Dataset rows:
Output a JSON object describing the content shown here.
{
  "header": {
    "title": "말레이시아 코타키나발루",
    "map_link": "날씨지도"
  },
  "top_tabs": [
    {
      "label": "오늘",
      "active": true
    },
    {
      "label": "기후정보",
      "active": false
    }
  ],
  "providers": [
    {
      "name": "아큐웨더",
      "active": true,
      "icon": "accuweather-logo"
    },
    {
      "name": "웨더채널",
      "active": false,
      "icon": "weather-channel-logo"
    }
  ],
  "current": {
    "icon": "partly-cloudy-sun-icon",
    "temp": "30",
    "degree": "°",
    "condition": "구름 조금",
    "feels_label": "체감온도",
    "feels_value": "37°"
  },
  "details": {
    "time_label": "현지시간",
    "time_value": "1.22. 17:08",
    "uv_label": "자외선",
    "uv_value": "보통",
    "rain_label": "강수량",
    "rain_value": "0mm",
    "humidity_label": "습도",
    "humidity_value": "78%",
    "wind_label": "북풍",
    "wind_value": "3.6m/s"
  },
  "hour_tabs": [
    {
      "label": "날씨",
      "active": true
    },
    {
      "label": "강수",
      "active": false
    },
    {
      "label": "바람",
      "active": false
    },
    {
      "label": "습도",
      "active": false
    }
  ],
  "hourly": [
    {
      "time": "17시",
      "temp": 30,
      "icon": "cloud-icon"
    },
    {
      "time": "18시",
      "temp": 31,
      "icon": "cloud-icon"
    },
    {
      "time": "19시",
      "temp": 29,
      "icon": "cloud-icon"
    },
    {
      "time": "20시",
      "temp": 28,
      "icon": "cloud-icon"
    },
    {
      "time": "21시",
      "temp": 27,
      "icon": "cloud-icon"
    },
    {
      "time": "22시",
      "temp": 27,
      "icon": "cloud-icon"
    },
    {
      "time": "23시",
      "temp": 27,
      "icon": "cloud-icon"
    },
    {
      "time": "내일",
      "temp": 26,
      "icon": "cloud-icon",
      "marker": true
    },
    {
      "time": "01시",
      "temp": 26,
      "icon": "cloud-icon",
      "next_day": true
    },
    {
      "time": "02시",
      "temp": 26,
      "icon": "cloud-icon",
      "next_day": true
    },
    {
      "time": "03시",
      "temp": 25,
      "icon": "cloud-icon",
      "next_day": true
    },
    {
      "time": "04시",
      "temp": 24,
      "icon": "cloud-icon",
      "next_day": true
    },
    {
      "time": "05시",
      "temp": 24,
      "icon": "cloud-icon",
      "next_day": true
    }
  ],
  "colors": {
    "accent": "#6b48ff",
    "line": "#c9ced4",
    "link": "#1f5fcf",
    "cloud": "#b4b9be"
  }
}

What the task requires:
Reproduce each entry word for word.

Written solution:
Output a JSON object describing the content shown here.
{
  "header": {
    "title": "말레이시아 코타키나발루",
    "map_link": "날씨지도"
  },
  "top_tabs": [
    {
      "label": "오늘",
      "active": true
    },
    {
      "label": "기후정보",
      "active": false
    }
  ],
  "providers": [
    {
      "name": "아큐웨더",
      "active": true,
      "icon": "accuweather-logo"
    },
    {
      "name": "웨더채널",
      "active": false,
      "icon": "weather-channel-logo"
    }
  ],
  "current": {
    "icon": "partly-cloudy-sun-icon",
    "temp": "30",
    "degree": "°",
    "condition": "구름 조금",
    "feels_label": "체감온도",
    "feels_value": "37°"
  },
  "details": {
    "time_label": "현지시간",
    "time_value": "1.22. 17:08",
    "uv_label": "자외선",
    "uv_value": "보통",
    "rain_label": "강수량",
    "rain_value": "0mm",
    "humidity_label": "습도",
    "humidity_value": "78%",
    "wind_label": "북풍",
    "wind_value": "3.6m/s"
  },
  "hour_tabs": [
    {
      "label": "날씨",
      "active": true
    },
    {
      "label": "강수",
      "active": false
    },
    {
      "label": "바람",
      "active": false
    },
    {
      "label": "습도",
      "active": false
    }
  ],
  "hourly": [
    {
      "time": "17시",
      "temp": 30,
      "icon": "cloud-icon"
    },
    {
      "time": "18시",
      "temp": 31,
      "icon": "cloud-icon"
    },
    {
      "time": "19시",
      "temp": 29,
      "icon": "cloud-icon"
    },
    {
      "time": "20시",
      "temp": 28,
      "icon": "cloud-icon"
    },
    {
      "time": "21시",
      "temp": 27,
      "icon": "cloud-icon"
    },
    {
      "time": "22시",
      "temp": 27,
      "icon": "cloud-icon"
    },
    {
      "time": "23시",
      "temp": 27,
      "icon": "cloud-icon"
    },
    {
      "time": "내일",
      "temp": 26,
      "icon": "cloud-icon",
      "marker": true
    },
    {
      "time": "01시",
      "temp": 26,
      "icon": "cloud-icon",
      "next_day": true
    },
    {
      "time": "02시",
      "temp": 26,
      "icon": "cloud-icon",
      "next_day": true
    },
    {
      "time": "03시",
      "temp": 25,
      "icon": "cloud-icon",
      "next_day": true
    },
    {
      "time": "04시",
      "temp": 24,
      "icon": "cloud-icon",
      "next_day": true
    },
    {
      "time": "05시",
      "temp": 24,
      "icon": "cloud-icon",
      "next_day": true
    }
  ],
  "colors": {
    "accent": "#6b48ff",
    "line": "#c9ced4",
    "link": "#1f5fcf",
    "cloud": "#b4b9be"
  }
}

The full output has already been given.